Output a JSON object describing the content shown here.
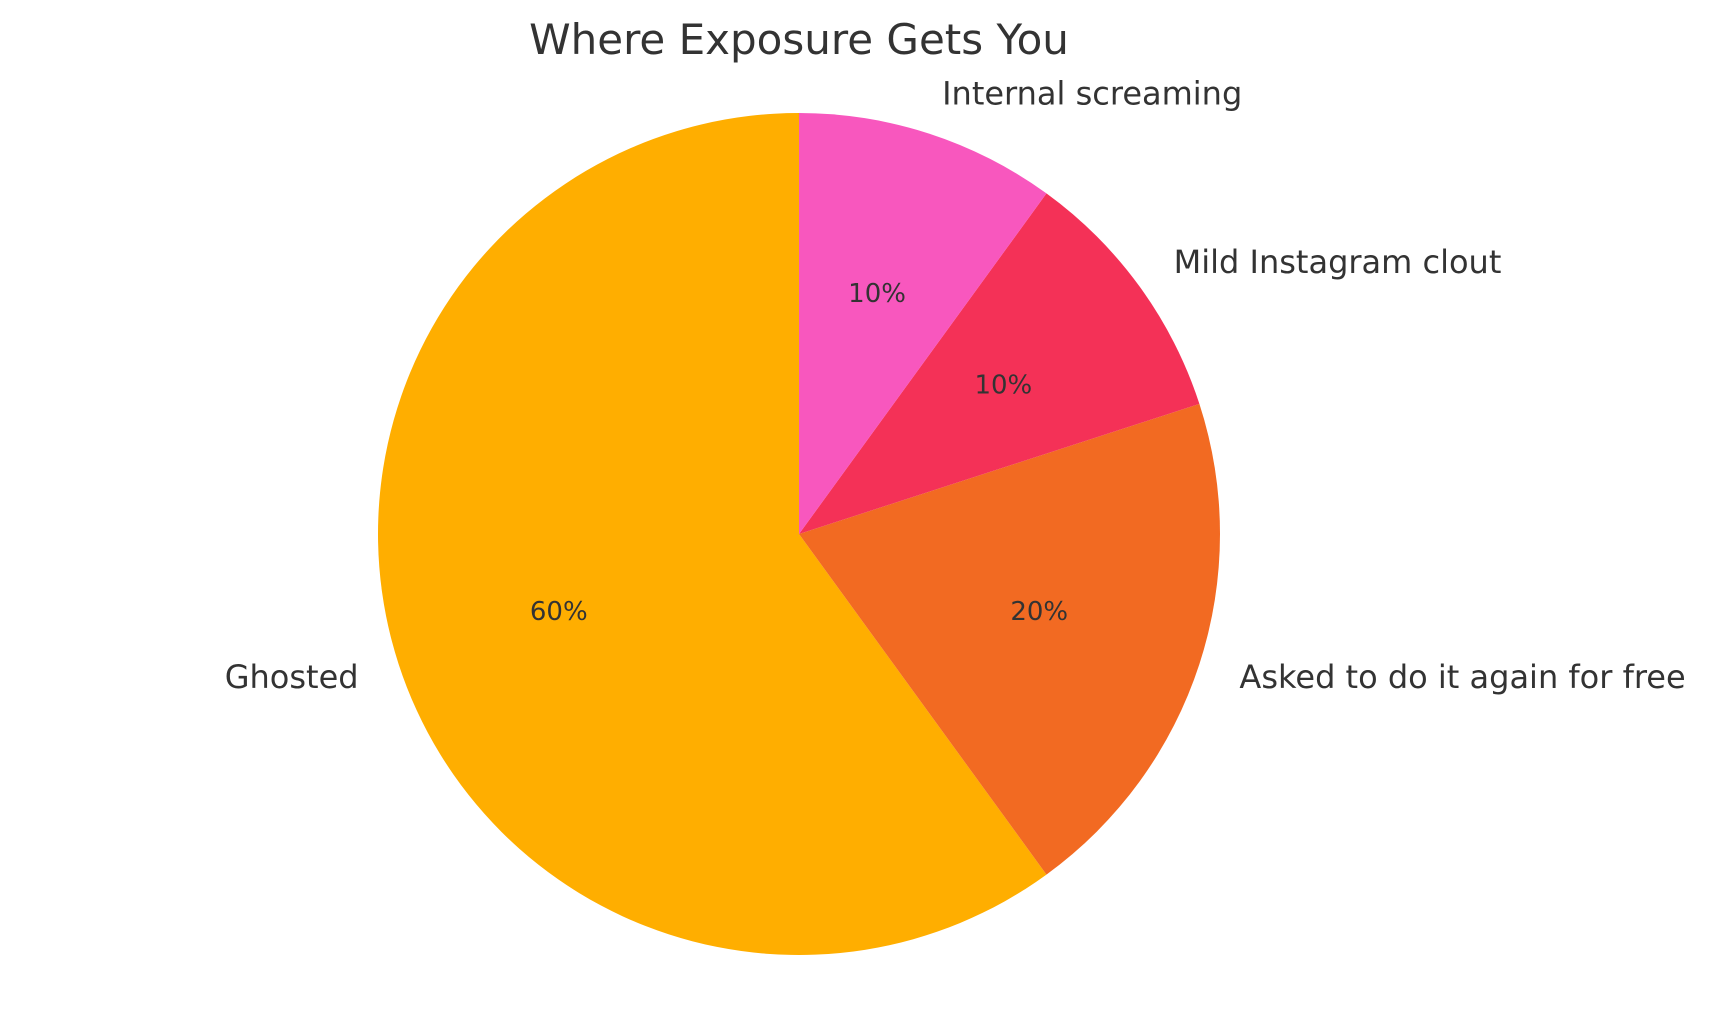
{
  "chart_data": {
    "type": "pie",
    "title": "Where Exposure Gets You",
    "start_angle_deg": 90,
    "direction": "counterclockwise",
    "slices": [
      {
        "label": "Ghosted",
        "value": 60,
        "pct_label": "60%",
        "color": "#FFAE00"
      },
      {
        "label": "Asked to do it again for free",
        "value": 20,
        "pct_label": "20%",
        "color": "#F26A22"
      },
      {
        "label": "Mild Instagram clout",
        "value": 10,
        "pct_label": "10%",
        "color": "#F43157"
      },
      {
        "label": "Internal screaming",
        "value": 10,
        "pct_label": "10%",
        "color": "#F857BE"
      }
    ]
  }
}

What you will do: All of the data needs repeating exactly, but the pictures do not.

Problem solution:
Output a JSON object describing the content shown here.
{
  "chart_data": {
    "type": "pie",
    "title": "Where Exposure Gets You",
    "start_angle_deg": 90,
    "direction": "counterclockwise",
    "slices": [
      {
        "label": "Ghosted",
        "value": 60,
        "pct_label": "60%",
        "color": "#FFAE00"
      },
      {
        "label": "Asked to do it again for free",
        "value": 20,
        "pct_label": "20%",
        "color": "#F26A22"
      },
      {
        "label": "Mild Instagram clout",
        "value": 10,
        "pct_label": "10%",
        "color": "#F43157"
      },
      {
        "label": "Internal screaming",
        "value": 10,
        "pct_label": "10%",
        "color": "#F857BE"
      }
    ]
  }
}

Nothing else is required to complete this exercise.